Direction>
Repeat each line exactly as it is written.

Dataset entries>
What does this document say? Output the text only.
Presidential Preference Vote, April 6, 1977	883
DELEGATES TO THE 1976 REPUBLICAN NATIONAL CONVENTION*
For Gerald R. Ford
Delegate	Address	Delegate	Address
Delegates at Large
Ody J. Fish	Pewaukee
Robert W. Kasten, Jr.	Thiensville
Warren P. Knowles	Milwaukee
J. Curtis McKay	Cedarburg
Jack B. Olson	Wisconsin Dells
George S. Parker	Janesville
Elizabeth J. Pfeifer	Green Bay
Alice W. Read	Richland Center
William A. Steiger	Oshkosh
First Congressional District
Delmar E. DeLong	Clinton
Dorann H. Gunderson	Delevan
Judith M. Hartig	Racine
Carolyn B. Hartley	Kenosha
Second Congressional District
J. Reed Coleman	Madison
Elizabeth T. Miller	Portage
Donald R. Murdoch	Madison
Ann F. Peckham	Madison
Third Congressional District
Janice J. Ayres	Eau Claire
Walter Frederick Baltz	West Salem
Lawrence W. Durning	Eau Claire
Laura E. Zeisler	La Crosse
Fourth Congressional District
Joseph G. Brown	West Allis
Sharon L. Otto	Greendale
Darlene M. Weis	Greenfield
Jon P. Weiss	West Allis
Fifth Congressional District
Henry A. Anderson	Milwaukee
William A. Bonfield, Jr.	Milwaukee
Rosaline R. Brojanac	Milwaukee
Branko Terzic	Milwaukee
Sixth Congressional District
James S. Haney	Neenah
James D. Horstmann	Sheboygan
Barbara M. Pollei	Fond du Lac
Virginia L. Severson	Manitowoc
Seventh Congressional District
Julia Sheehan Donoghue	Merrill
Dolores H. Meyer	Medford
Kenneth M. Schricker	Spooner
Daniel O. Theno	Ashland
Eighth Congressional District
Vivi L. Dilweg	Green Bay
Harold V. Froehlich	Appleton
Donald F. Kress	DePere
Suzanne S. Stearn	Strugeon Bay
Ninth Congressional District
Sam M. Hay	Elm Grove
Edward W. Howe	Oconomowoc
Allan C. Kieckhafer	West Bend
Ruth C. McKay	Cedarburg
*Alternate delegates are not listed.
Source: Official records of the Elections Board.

Answer for the task>
What does this document say? Output the text only.
Presidential Preference Vote, April 6, 1977	883
DELEGATES TO THE 1976 REPUBLICAN NATIONAL CONVENTION*
For Gerald R. Ford
Delegate	Address	Delegate	Address
Delegates at Large
Ody J. Fish	Pewaukee
Robert W. Kasten, Jr.	Thiensville
Warren P. Knowles	Milwaukee
J. Curtis McKay	Cedarburg
Jack B. Olson	Wisconsin Dells
George S. Parker	Janesville
Elizabeth J. Pfeifer	Green Bay
Alice W. Read	Richland Center
William A. Steiger	Oshkosh
First Congressional District
Delmar E. DeLong	Clinton
Dorann H. Gunderson	Delevan
Judith M. Hartig	Racine
Carolyn B. Hartley	Kenosha
Second Congressional District
J. Reed Coleman	Madison
Elizabeth T. Miller	Portage
Donald R. Murdoch	Madison
Ann F. Peckham	Madison
Third Congressional District
Janice J. Ayres	Eau Claire
Walter Frederick Baltz	West Salem
Lawrence W. Durning	Eau Claire
Laura E. Zeisler	La Crosse
Fourth Congressional District
Joseph G. Brown	West Allis
Sharon L. Otto	Greendale
Darlene M. Weis	Greenfield
Jon P. Weiss	West Allis
Fifth Congressional District
Henry A. Anderson	Milwaukee
William A. Bonfield, Jr.	Milwaukee
Rosaline R. Brojanac	Milwaukee
Branko Terzic	Milwaukee
Sixth Congressional District
James S. Haney	Neenah
James D. Horstmann	Sheboygan
Barbara M. Pollei	Fond du Lac
Virginia L. Severson	Manitowoc
Seventh Congressional District
Julia Sheehan Donoghue	Merrill
Dolores H. Meyer	Medford
Kenneth M. Schricker	Spooner
Daniel O. Theno	Ashland
Eighth Congressional District
Vivi L. Dilweg	Green Bay
Harold V. Froehlich	Appleton
Donald F. Kress	DePere
Suzanne S. Stearn	Strugeon Bay
Ninth Congressional District
Sam M. Hay	Elm Grove
Edward W. Howe	Oconomowoc
Allan C. Kieckhafer	West Bend
Ruth C. McKay	Cedarburg
*Alternate delegates are not listed.
Source: Official records of the Elections Board.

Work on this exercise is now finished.